• Exercise: Each record below is to be copied word for word, with pictures removed.

• Records to use:
--- Begin ---

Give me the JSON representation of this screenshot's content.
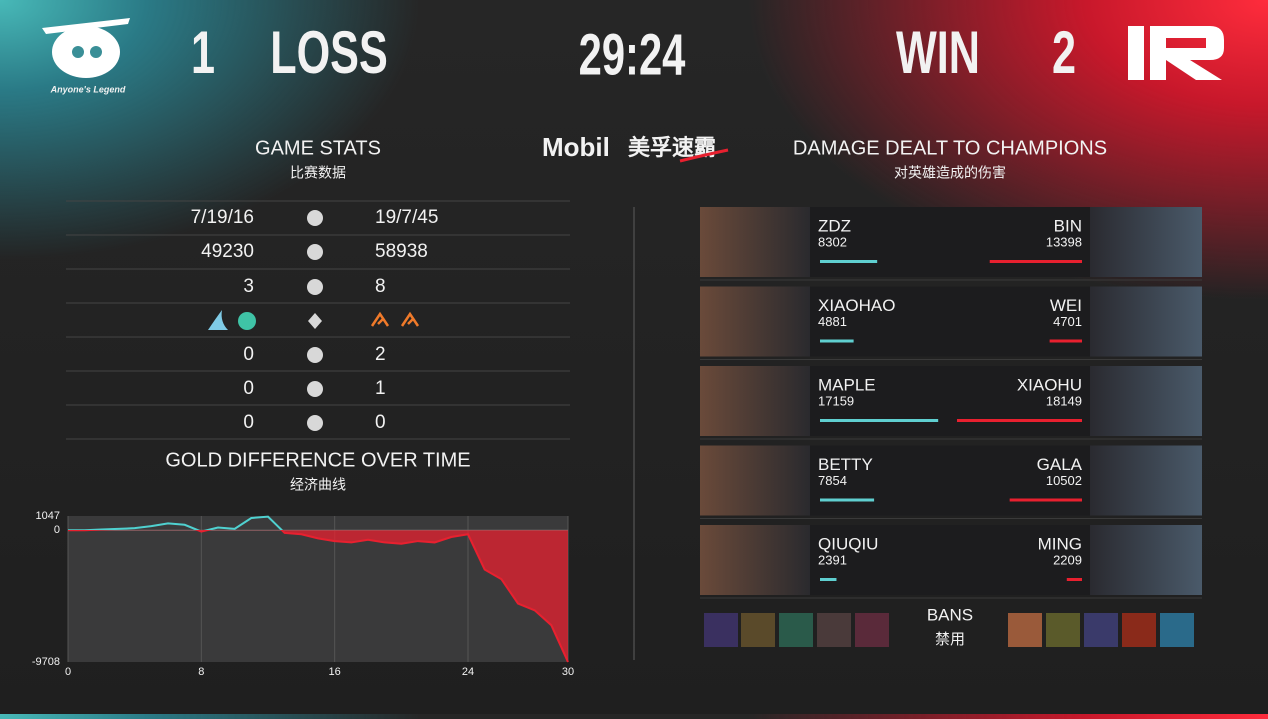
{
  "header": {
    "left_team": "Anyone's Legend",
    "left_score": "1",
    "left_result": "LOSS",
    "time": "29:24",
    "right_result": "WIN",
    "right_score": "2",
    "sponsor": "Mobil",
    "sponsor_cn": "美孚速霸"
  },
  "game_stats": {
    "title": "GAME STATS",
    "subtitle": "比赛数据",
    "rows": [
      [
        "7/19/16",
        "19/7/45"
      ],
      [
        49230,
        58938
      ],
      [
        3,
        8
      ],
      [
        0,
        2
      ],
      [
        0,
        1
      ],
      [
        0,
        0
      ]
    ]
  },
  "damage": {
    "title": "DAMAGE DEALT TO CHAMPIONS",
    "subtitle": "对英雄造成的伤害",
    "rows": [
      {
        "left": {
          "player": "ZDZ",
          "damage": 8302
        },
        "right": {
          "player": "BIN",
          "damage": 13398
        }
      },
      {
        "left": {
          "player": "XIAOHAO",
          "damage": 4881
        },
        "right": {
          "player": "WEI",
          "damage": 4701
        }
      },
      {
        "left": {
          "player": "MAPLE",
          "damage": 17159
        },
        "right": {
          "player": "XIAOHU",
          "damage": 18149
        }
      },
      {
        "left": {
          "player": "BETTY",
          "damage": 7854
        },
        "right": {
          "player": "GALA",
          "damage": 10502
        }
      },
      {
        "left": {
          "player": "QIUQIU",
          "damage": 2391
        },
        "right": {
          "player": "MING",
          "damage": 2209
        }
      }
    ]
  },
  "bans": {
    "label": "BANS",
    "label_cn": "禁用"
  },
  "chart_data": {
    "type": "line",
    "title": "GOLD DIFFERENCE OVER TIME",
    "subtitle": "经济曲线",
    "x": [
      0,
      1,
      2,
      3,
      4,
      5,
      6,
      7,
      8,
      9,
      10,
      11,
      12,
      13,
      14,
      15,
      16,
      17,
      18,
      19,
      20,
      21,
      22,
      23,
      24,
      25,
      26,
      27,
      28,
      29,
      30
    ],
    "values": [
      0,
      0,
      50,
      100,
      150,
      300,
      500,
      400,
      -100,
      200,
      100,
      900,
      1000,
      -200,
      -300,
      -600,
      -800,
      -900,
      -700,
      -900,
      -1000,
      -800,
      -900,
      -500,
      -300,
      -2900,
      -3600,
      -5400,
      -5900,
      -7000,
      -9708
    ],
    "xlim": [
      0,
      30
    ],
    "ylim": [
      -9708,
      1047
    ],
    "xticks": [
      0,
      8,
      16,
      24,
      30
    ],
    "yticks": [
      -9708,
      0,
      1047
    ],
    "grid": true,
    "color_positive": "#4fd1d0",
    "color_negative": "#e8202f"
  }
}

--- End ---

• Final result:
Give me the JSON representation of this screenshot's content.
{
  "header": {
    "left_team": "Anyone's Legend",
    "left_score": "1",
    "left_result": "LOSS",
    "time": "29:24",
    "right_result": "WIN",
    "right_score": "2",
    "sponsor": "Mobil",
    "sponsor_cn": "美孚速霸"
  },
  "game_stats": {
    "title": "GAME STATS",
    "subtitle": "比赛数据",
    "rows": [
      [
        "7/19/16",
        "19/7/45"
      ],
      [
        49230,
        58938
      ],
      [
        3,
        8
      ],
      [
        0,
        2
      ],
      [
        0,
        1
      ],
      [
        0,
        0
      ]
    ]
  },
  "damage": {
    "title": "DAMAGE DEALT TO CHAMPIONS",
    "subtitle": "对英雄造成的伤害",
    "rows": [
      {
        "left": {
          "player": "ZDZ",
          "damage": 8302
        },
        "right": {
          "player": "BIN",
          "damage": 13398
        }
      },
      {
        "left": {
          "player": "XIAOHAO",
          "damage": 4881
        },
        "right": {
          "player": "WEI",
          "damage": 4701
        }
      },
      {
        "left": {
          "player": "MAPLE",
          "damage": 17159
        },
        "right": {
          "player": "XIAOHU",
          "damage": 18149
        }
      },
      {
        "left": {
          "player": "BETTY",
          "damage": 7854
        },
        "right": {
          "player": "GALA",
          "damage": 10502
        }
      },
      {
        "left": {
          "player": "QIUQIU",
          "damage": 2391
        },
        "right": {
          "player": "MING",
          "damage": 2209
        }
      }
    ]
  },
  "bans": {
    "label": "BANS",
    "label_cn": "禁用"
  },
  "chart_data": {
    "type": "line",
    "title": "GOLD DIFFERENCE OVER TIME",
    "subtitle": "经济曲线",
    "x": [
      0,
      1,
      2,
      3,
      4,
      5,
      6,
      7,
      8,
      9,
      10,
      11,
      12,
      13,
      14,
      15,
      16,
      17,
      18,
      19,
      20,
      21,
      22,
      23,
      24,
      25,
      26,
      27,
      28,
      29,
      30
    ],
    "values": [
      0,
      0,
      50,
      100,
      150,
      300,
      500,
      400,
      -100,
      200,
      100,
      900,
      1000,
      -200,
      -300,
      -600,
      -800,
      -900,
      -700,
      -900,
      -1000,
      -800,
      -900,
      -500,
      -300,
      -2900,
      -3600,
      -5400,
      -5900,
      -7000,
      -9708
    ],
    "xlim": [
      0,
      30
    ],
    "ylim": [
      -9708,
      1047
    ],
    "xticks": [
      0,
      8,
      16,
      24,
      30
    ],
    "yticks": [
      -9708,
      0,
      1047
    ],
    "grid": true,
    "color_positive": "#4fd1d0",
    "color_negative": "#e8202f"
  }
}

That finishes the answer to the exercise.